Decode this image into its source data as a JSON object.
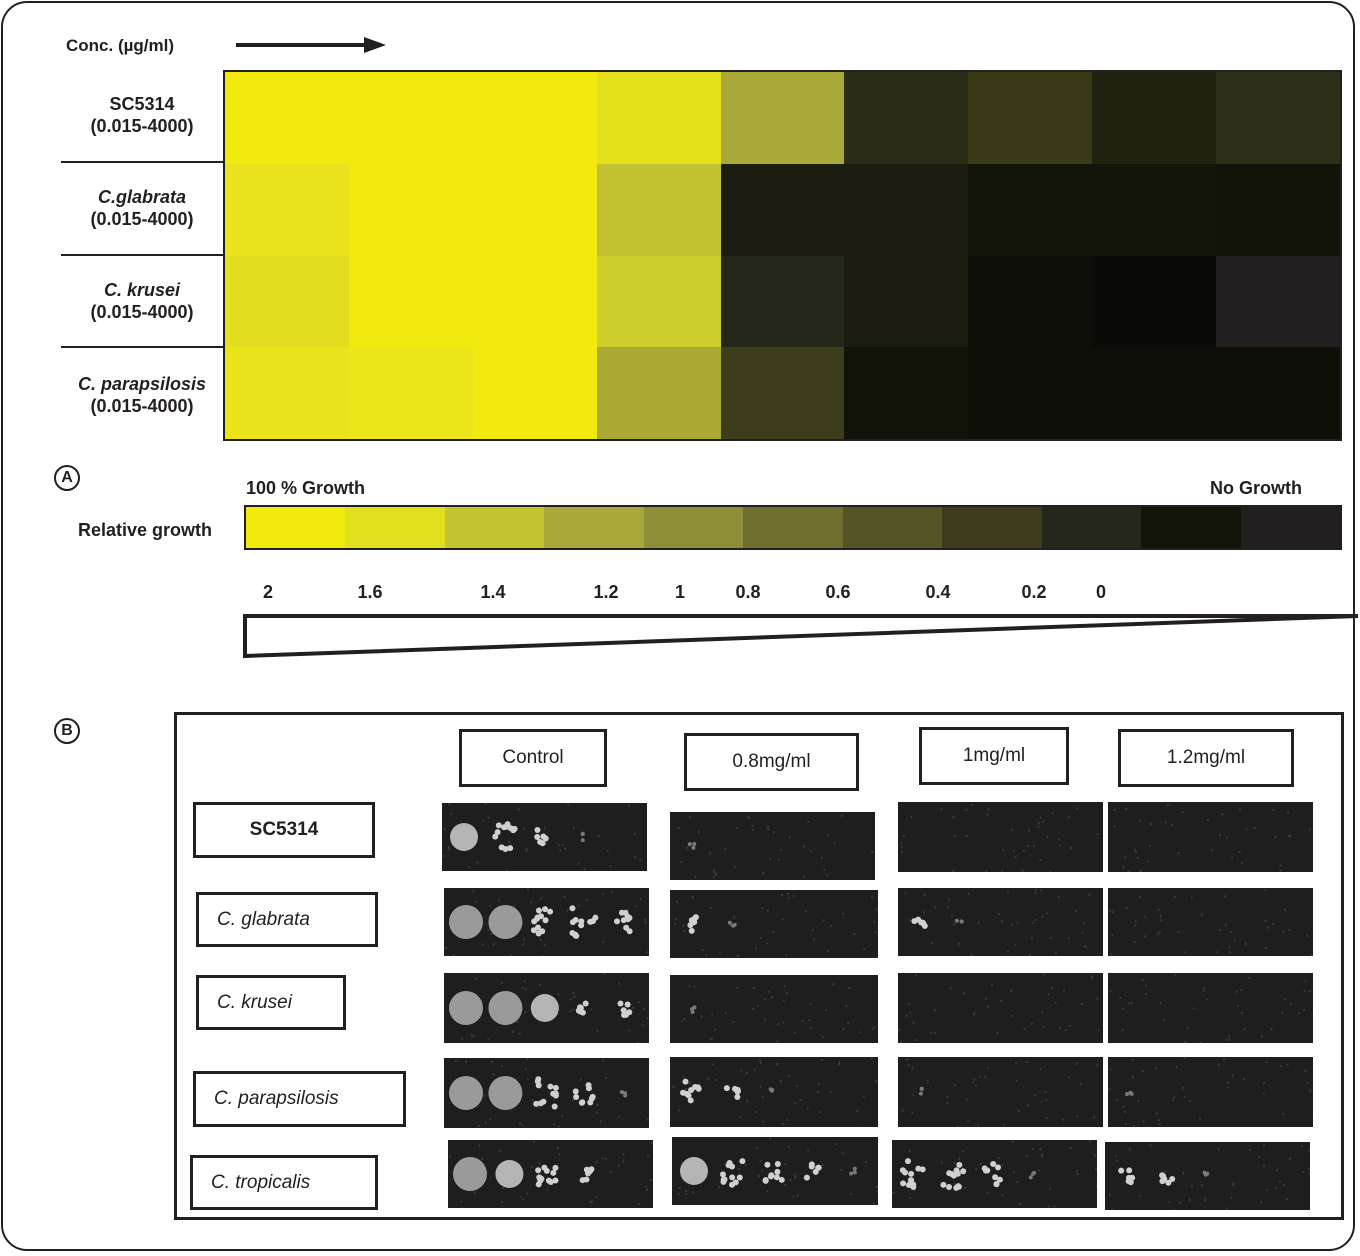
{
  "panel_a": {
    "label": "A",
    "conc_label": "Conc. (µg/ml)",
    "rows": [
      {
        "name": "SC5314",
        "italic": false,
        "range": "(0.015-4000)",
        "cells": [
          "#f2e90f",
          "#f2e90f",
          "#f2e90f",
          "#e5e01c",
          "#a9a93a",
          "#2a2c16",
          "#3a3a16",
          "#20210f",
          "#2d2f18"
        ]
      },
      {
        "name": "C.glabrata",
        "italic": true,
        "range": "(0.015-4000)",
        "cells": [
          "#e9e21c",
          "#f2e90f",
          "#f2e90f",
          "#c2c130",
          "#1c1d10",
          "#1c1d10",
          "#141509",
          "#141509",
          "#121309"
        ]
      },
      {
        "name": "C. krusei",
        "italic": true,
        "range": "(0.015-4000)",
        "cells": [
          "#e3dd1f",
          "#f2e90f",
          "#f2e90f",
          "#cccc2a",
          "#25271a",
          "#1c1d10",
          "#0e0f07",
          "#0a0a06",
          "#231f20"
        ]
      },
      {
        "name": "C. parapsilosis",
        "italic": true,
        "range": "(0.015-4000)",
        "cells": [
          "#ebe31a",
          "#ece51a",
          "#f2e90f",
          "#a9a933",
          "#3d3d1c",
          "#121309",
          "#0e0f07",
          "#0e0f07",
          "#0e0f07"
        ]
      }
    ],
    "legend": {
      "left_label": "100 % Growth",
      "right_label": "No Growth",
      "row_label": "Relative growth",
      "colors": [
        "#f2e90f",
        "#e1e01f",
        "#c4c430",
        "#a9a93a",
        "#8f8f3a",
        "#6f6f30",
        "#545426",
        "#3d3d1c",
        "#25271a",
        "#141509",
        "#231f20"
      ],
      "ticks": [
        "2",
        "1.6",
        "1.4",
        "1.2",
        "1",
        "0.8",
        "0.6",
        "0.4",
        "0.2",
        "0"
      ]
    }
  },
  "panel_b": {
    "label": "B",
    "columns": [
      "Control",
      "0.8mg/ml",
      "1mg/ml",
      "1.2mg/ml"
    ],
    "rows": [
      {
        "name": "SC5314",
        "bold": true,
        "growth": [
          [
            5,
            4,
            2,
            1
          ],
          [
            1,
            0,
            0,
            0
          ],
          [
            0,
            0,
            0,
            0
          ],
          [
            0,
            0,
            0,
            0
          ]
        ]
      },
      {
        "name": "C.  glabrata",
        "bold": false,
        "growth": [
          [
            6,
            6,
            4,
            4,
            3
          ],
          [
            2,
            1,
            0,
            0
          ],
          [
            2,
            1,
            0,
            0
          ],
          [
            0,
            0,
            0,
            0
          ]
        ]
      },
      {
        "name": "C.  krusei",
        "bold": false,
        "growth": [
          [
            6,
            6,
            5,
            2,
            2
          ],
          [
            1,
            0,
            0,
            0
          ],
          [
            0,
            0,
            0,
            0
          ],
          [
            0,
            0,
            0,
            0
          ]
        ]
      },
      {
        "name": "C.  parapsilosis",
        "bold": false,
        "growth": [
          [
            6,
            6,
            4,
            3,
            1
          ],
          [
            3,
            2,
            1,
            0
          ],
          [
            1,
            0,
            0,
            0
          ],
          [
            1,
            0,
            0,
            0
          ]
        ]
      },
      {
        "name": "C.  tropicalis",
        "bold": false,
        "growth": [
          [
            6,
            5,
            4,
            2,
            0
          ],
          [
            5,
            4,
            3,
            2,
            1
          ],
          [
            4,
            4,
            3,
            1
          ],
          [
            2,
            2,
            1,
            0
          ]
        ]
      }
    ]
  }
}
= = = = =
> [Challenge] Exclude the pictures, and transcribe all of the material exactly.

> [Correct output]
Decode this image into its source data as a JSON object.
{
  "panel_a": {
    "label": "A",
    "conc_label": "Conc. (µg/ml)",
    "rows": [
      {
        "name": "SC5314",
        "italic": false,
        "range": "(0.015-4000)",
        "cells": [
          "#f2e90f",
          "#f2e90f",
          "#f2e90f",
          "#e5e01c",
          "#a9a93a",
          "#2a2c16",
          "#3a3a16",
          "#20210f",
          "#2d2f18"
        ]
      },
      {
        "name": "C.glabrata",
        "italic": true,
        "range": "(0.015-4000)",
        "cells": [
          "#e9e21c",
          "#f2e90f",
          "#f2e90f",
          "#c2c130",
          "#1c1d10",
          "#1c1d10",
          "#141509",
          "#141509",
          "#121309"
        ]
      },
      {
        "name": "C. krusei",
        "italic": true,
        "range": "(0.015-4000)",
        "cells": [
          "#e3dd1f",
          "#f2e90f",
          "#f2e90f",
          "#cccc2a",
          "#25271a",
          "#1c1d10",
          "#0e0f07",
          "#0a0a06",
          "#231f20"
        ]
      },
      {
        "name": "C. parapsilosis",
        "italic": true,
        "range": "(0.015-4000)",
        "cells": [
          "#ebe31a",
          "#ece51a",
          "#f2e90f",
          "#a9a933",
          "#3d3d1c",
          "#121309",
          "#0e0f07",
          "#0e0f07",
          "#0e0f07"
        ]
      }
    ],
    "legend": {
      "left_label": "100 % Growth",
      "right_label": "No Growth",
      "row_label": "Relative growth",
      "colors": [
        "#f2e90f",
        "#e1e01f",
        "#c4c430",
        "#a9a93a",
        "#8f8f3a",
        "#6f6f30",
        "#545426",
        "#3d3d1c",
        "#25271a",
        "#141509",
        "#231f20"
      ],
      "ticks": [
        "2",
        "1.6",
        "1.4",
        "1.2",
        "1",
        "0.8",
        "0.6",
        "0.4",
        "0.2",
        "0"
      ]
    }
  },
  "panel_b": {
    "label": "B",
    "columns": [
      "Control",
      "0.8mg/ml",
      "1mg/ml",
      "1.2mg/ml"
    ],
    "rows": [
      {
        "name": "SC5314",
        "bold": true,
        "growth": [
          [
            5,
            4,
            2,
            1
          ],
          [
            1,
            0,
            0,
            0
          ],
          [
            0,
            0,
            0,
            0
          ],
          [
            0,
            0,
            0,
            0
          ]
        ]
      },
      {
        "name": "C.  glabrata",
        "bold": false,
        "growth": [
          [
            6,
            6,
            4,
            4,
            3
          ],
          [
            2,
            1,
            0,
            0
          ],
          [
            2,
            1,
            0,
            0
          ],
          [
            0,
            0,
            0,
            0
          ]
        ]
      },
      {
        "name": "C.  krusei",
        "bold": false,
        "growth": [
          [
            6,
            6,
            5,
            2,
            2
          ],
          [
            1,
            0,
            0,
            0
          ],
          [
            0,
            0,
            0,
            0
          ],
          [
            0,
            0,
            0,
            0
          ]
        ]
      },
      {
        "name": "C.  parapsilosis",
        "bold": false,
        "growth": [
          [
            6,
            6,
            4,
            3,
            1
          ],
          [
            3,
            2,
            1,
            0
          ],
          [
            1,
            0,
            0,
            0
          ],
          [
            1,
            0,
            0,
            0
          ]
        ]
      },
      {
        "name": "C.  tropicalis",
        "bold": false,
        "growth": [
          [
            6,
            5,
            4,
            2,
            0
          ],
          [
            5,
            4,
            3,
            2,
            1
          ],
          [
            4,
            4,
            3,
            1
          ],
          [
            2,
            2,
            1,
            0
          ]
        ]
      }
    ]
  }
}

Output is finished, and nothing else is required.